Provided records:
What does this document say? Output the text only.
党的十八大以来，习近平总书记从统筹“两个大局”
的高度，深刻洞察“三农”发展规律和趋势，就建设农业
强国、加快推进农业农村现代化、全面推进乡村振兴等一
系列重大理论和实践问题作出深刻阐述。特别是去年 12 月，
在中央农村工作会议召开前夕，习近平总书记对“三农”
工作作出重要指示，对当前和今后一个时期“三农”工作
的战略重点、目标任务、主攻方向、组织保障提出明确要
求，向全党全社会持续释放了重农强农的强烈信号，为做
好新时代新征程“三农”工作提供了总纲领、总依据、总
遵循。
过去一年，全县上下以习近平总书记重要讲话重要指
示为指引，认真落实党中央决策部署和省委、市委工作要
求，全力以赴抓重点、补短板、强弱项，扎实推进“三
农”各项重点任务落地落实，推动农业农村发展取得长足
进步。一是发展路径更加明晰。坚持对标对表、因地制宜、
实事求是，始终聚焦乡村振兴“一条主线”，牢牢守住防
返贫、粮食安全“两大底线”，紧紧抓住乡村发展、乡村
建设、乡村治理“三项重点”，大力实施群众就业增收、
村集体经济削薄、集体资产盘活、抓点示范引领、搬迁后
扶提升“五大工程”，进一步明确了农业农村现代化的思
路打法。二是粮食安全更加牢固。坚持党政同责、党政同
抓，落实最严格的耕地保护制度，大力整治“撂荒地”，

Exercise task:
Each line must be given again exactly as written above.

Output of the task:
What does this document say? Output the text only.
党的十八大以来，习近平总书记从统筹“两个大局”
的高度，深刻洞察“三农”发展规律和趋势，就建设农业
强国、加快推进农业农村现代化、全面推进乡村振兴等一
系列重大理论和实践问题作出深刻阐述。特别是去年 12 月，
在中央农村工作会议召开前夕，习近平总书记对“三农”
工作作出重要指示，对当前和今后一个时期“三农”工作
的战略重点、目标任务、主攻方向、组织保障提出明确要
求，向全党全社会持续释放了重农强农的强烈信号，为做
好新时代新征程“三农”工作提供了总纲领、总依据、总
遵循。
过去一年，全县上下以习近平总书记重要讲话重要指
示为指引，认真落实党中央决策部署和省委、市委工作要
求，全力以赴抓重点、补短板、强弱项，扎实推进“三
农”各项重点任务落地落实，推动农业农村发展取得长足
进步。一是发展路径更加明晰。坚持对标对表、因地制宜、
实事求是，始终聚焦乡村振兴“一条主线”，牢牢守住防
返贫、粮食安全“两大底线”，紧紧抓住乡村发展、乡村
建设、乡村治理“三项重点”，大力实施群众就业增收、
村集体经济削薄、集体资产盘活、抓点示范引领、搬迁后
扶提升“五大工程”，进一步明确了农业农村现代化的思
路打法。二是粮食安全更加牢固。坚持党政同责、党政同
抓，落实最严格的耕地保护制度，大力整治“撂荒地”，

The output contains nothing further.